╔══

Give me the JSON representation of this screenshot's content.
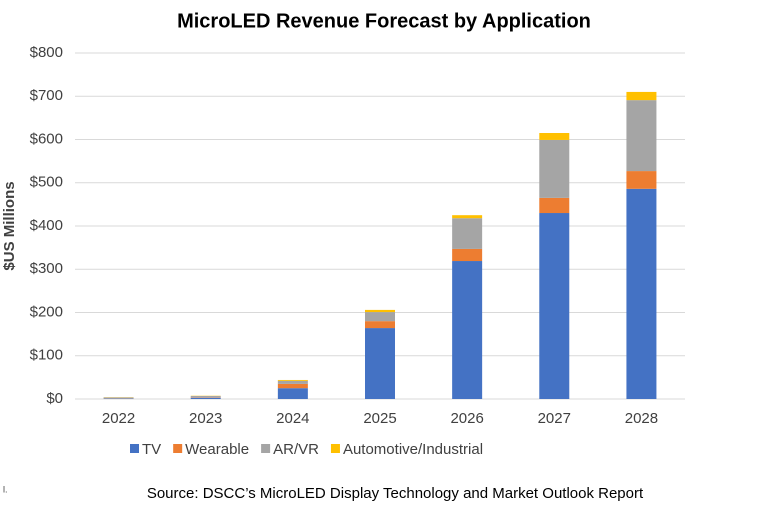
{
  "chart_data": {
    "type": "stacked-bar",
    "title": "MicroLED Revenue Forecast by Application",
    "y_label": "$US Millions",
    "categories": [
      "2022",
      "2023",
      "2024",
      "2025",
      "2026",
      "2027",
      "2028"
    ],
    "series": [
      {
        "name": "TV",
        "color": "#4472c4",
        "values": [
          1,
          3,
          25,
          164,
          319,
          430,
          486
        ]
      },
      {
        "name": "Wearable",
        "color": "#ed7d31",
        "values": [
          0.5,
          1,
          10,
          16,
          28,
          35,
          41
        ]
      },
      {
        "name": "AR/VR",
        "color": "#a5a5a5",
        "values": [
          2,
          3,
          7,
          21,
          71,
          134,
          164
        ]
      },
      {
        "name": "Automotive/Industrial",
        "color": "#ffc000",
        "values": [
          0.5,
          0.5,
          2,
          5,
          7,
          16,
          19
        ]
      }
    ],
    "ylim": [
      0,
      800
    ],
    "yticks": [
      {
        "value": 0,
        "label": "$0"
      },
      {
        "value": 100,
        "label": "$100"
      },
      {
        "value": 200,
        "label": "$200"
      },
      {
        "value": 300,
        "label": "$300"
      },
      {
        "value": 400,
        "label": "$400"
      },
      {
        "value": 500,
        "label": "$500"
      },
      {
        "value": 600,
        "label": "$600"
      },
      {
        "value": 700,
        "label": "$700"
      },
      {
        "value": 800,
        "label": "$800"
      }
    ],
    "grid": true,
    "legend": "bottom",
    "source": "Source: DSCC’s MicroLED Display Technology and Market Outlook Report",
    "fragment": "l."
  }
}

╚══

PROBLEM DESCRIPTION: Copy all lines of the listing above that contain the string "MicroLED".

SOLUTION TO THE EXERCISE:
    "title": "MicroLED Revenue Forecast by Application",
    "source": "Source: DSCC’s MicroLED Display Technology and Market Outlook Report",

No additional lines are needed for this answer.